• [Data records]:

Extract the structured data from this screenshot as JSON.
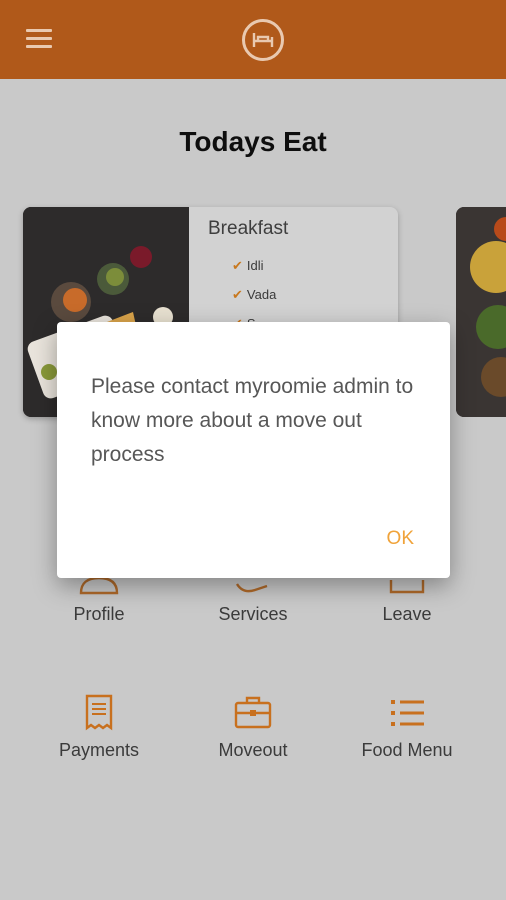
{
  "header": {
    "menu_icon": "hamburger-icon",
    "logo_icon": "bed-logo-icon",
    "color": "#b0591a"
  },
  "page": {
    "title": "Todays Eat"
  },
  "meal_cards": [
    {
      "title": "Breakfast",
      "items": [
        "Idli",
        "Vada",
        "S..."
      ]
    }
  ],
  "tiles": [
    {
      "label": "Profile",
      "icon": "profile-icon"
    },
    {
      "label": "Services",
      "icon": "services-icon"
    },
    {
      "label": "Leave",
      "icon": "leave-icon"
    },
    {
      "label": "Payments",
      "icon": "receipt-icon"
    },
    {
      "label": "Moveout",
      "icon": "briefcase-icon"
    },
    {
      "label": "Food Menu",
      "icon": "list-icon"
    }
  ],
  "dialog": {
    "message": "Please contact myroomie admin to know more about a move out process",
    "ok_label": "OK"
  },
  "colors": {
    "accent": "#c8701e",
    "dialog_ok": "#f0a33a",
    "overlay": "#c9c9c9"
  }
}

• [Short problem]: Print all the records again exactly; do not include any picture.

• [Solution below]:
Extract the structured data from this screenshot as JSON.
{
  "header": {
    "menu_icon": "hamburger-icon",
    "logo_icon": "bed-logo-icon",
    "color": "#b0591a"
  },
  "page": {
    "title": "Todays Eat"
  },
  "meal_cards": [
    {
      "title": "Breakfast",
      "items": [
        "Idli",
        "Vada",
        "S..."
      ]
    }
  ],
  "tiles": [
    {
      "label": "Profile",
      "icon": "profile-icon"
    },
    {
      "label": "Services",
      "icon": "services-icon"
    },
    {
      "label": "Leave",
      "icon": "leave-icon"
    },
    {
      "label": "Payments",
      "icon": "receipt-icon"
    },
    {
      "label": "Moveout",
      "icon": "briefcase-icon"
    },
    {
      "label": "Food Menu",
      "icon": "list-icon"
    }
  ],
  "dialog": {
    "message": "Please contact myroomie admin to know more about a move out process",
    "ok_label": "OK"
  },
  "colors": {
    "accent": "#c8701e",
    "dialog_ok": "#f0a33a",
    "overlay": "#c9c9c9"
  }
}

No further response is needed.